(Collected data)
################

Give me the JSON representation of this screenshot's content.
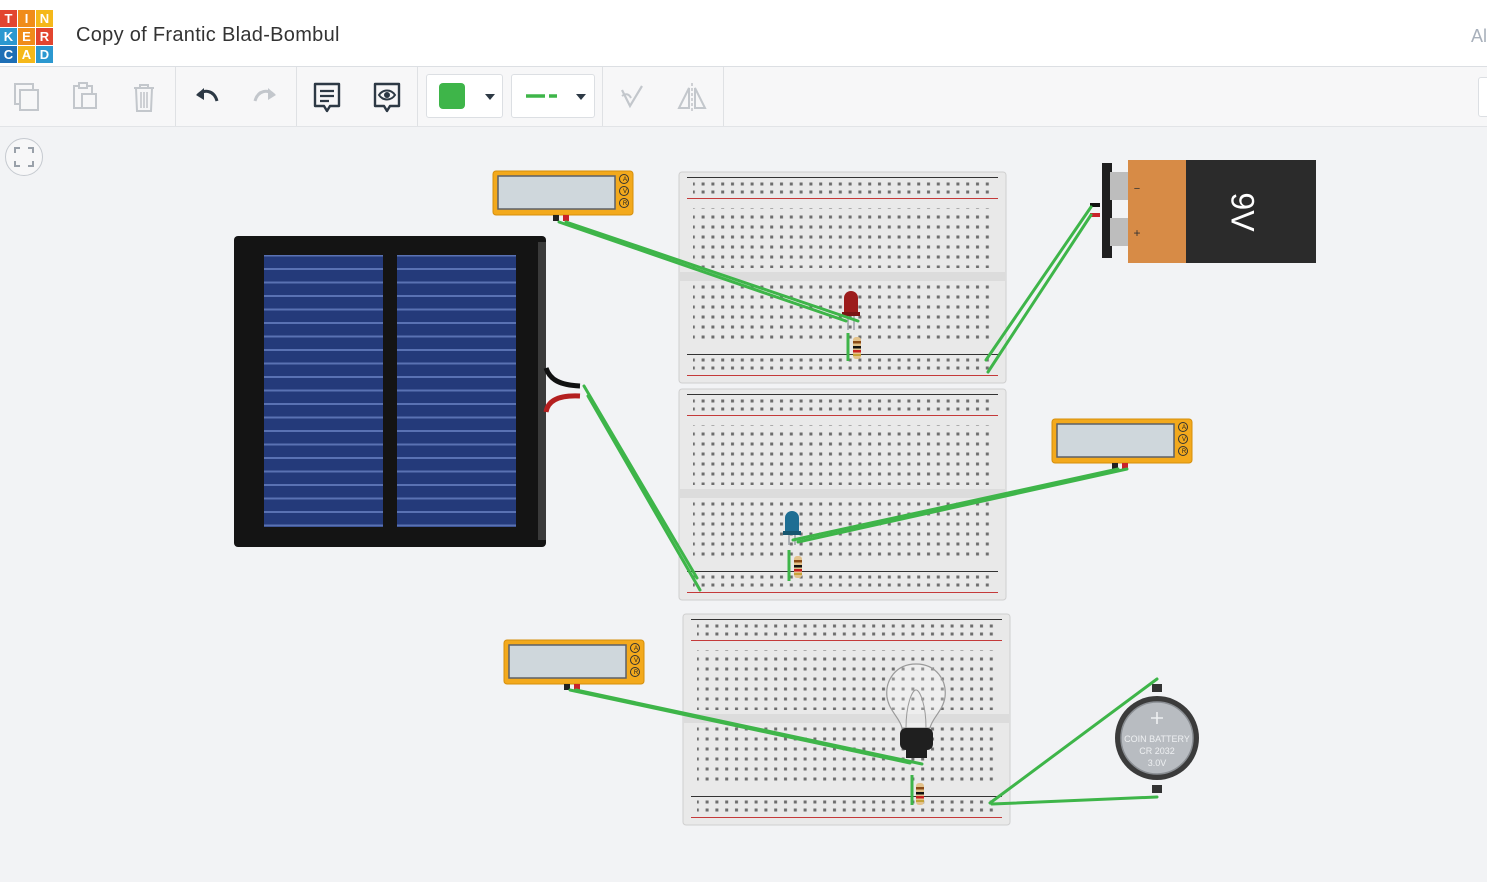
{
  "app": {
    "logo_letters": [
      "T",
      "I",
      "N",
      "K",
      "E",
      "R",
      "C",
      "A",
      "D"
    ],
    "logo_colors": [
      "#e2452f",
      "#f08c1a",
      "#f5b81a",
      "#2b98d0",
      "#f08c1a",
      "#e2452f",
      "#1e6fb6",
      "#f5b81a",
      "#2b98d0"
    ],
    "title": "Copy of Frantic Blad-Bombul",
    "header_right": "Al"
  },
  "toolbar": {
    "items": [
      "copy-icon",
      "paste-icon",
      "delete-icon",
      "undo-icon",
      "redo-icon",
      "notes-icon",
      "notes-visibility-icon",
      "color-picker",
      "wire-type-picker",
      "rotate-icon",
      "flip-icon"
    ],
    "wire_color": "#3eb549"
  },
  "components": {
    "battery_9v_label": "9V",
    "battery_minus": "−",
    "battery_plus": "+",
    "coin_battery_line1": "COIN BATTERY",
    "coin_battery_line2": "CR 2032",
    "coin_battery_line3": "3.0V",
    "multimeter_modes": [
      "A",
      "V",
      "R"
    ]
  },
  "colors": {
    "wire": "#3eb549",
    "multimeter": "#f3a91c",
    "breadboard": "#e9e9e9",
    "rail_red": "#c43a3a",
    "led_red": "#9c1c1c",
    "led_blue": "#1f6e93"
  }
}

################

Your objective: Using the material above, return every line exactly as it appears, minus the pictures.

Answer:
Give me the JSON representation of this screenshot's content.
{
  "app": {
    "logo_letters": [
      "T",
      "I",
      "N",
      "K",
      "E",
      "R",
      "C",
      "A",
      "D"
    ],
    "logo_colors": [
      "#e2452f",
      "#f08c1a",
      "#f5b81a",
      "#2b98d0",
      "#f08c1a",
      "#e2452f",
      "#1e6fb6",
      "#f5b81a",
      "#2b98d0"
    ],
    "title": "Copy of Frantic Blad-Bombul",
    "header_right": "Al"
  },
  "toolbar": {
    "items": [
      "copy-icon",
      "paste-icon",
      "delete-icon",
      "undo-icon",
      "redo-icon",
      "notes-icon",
      "notes-visibility-icon",
      "color-picker",
      "wire-type-picker",
      "rotate-icon",
      "flip-icon"
    ],
    "wire_color": "#3eb549"
  },
  "components": {
    "battery_9v_label": "9V",
    "battery_minus": "−",
    "battery_plus": "+",
    "coin_battery_line1": "COIN BATTERY",
    "coin_battery_line2": "CR 2032",
    "coin_battery_line3": "3.0V",
    "multimeter_modes": [
      "A",
      "V",
      "R"
    ]
  },
  "colors": {
    "wire": "#3eb549",
    "multimeter": "#f3a91c",
    "breadboard": "#e9e9e9",
    "rail_red": "#c43a3a",
    "led_red": "#9c1c1c",
    "led_blue": "#1f6e93"
  }
}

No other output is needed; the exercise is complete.